Copy out each line of the data holding "Postal".

──────── TASK DATA ────────

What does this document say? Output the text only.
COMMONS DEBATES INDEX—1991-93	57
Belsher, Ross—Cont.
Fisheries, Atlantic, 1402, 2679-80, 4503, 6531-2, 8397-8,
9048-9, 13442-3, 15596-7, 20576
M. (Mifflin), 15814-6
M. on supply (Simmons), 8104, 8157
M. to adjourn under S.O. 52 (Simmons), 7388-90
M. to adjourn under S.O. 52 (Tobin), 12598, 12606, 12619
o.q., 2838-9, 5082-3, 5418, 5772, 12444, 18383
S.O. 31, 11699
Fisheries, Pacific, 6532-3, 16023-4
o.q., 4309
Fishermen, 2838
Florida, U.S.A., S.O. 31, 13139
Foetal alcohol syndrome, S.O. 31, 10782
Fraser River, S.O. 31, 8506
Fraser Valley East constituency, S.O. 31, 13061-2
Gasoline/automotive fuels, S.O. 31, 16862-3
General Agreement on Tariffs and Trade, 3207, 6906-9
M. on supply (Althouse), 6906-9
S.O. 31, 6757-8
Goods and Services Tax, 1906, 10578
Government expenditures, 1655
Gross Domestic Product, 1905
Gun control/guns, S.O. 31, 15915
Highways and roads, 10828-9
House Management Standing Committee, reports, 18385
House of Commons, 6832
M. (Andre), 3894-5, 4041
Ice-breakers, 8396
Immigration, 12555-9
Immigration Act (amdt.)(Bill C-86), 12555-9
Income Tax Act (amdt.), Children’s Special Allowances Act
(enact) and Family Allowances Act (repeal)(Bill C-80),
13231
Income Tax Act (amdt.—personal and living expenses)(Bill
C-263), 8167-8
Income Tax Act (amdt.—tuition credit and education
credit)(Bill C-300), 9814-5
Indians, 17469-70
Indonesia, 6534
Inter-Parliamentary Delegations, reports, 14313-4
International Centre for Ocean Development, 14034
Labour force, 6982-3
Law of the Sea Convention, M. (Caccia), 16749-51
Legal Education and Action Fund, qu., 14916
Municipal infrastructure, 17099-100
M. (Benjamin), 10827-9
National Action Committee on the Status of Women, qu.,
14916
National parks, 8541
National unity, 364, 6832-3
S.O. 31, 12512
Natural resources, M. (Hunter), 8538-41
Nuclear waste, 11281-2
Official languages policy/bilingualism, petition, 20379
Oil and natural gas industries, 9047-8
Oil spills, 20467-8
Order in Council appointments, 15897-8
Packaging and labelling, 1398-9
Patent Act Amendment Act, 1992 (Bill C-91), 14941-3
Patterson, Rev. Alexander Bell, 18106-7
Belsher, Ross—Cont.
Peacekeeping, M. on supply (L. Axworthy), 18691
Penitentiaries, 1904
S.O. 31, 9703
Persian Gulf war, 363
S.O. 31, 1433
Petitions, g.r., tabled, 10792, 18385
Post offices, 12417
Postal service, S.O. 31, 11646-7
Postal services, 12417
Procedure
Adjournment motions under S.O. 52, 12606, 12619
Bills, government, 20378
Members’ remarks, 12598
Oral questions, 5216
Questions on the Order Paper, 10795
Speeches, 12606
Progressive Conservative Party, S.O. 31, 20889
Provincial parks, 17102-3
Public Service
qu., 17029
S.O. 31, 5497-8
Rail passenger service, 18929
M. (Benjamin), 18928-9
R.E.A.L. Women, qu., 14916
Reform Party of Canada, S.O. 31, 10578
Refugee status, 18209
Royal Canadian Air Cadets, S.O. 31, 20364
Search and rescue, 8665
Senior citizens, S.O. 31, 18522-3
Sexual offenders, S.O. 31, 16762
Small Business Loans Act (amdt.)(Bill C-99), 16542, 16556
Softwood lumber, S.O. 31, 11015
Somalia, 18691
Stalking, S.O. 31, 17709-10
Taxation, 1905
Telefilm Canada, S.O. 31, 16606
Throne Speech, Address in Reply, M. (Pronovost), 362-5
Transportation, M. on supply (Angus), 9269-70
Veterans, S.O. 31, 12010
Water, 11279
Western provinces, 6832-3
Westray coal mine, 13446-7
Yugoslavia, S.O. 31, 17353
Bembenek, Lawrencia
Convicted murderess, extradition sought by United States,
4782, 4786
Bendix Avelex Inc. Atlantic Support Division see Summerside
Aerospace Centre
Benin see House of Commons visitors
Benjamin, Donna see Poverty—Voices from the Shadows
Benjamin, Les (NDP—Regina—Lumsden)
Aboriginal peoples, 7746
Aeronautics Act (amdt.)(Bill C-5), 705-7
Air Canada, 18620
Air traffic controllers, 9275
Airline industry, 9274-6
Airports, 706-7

────────

**FULL RESPONSE**
Postal service, S.O. 31, 11646-7
Postal services, 12417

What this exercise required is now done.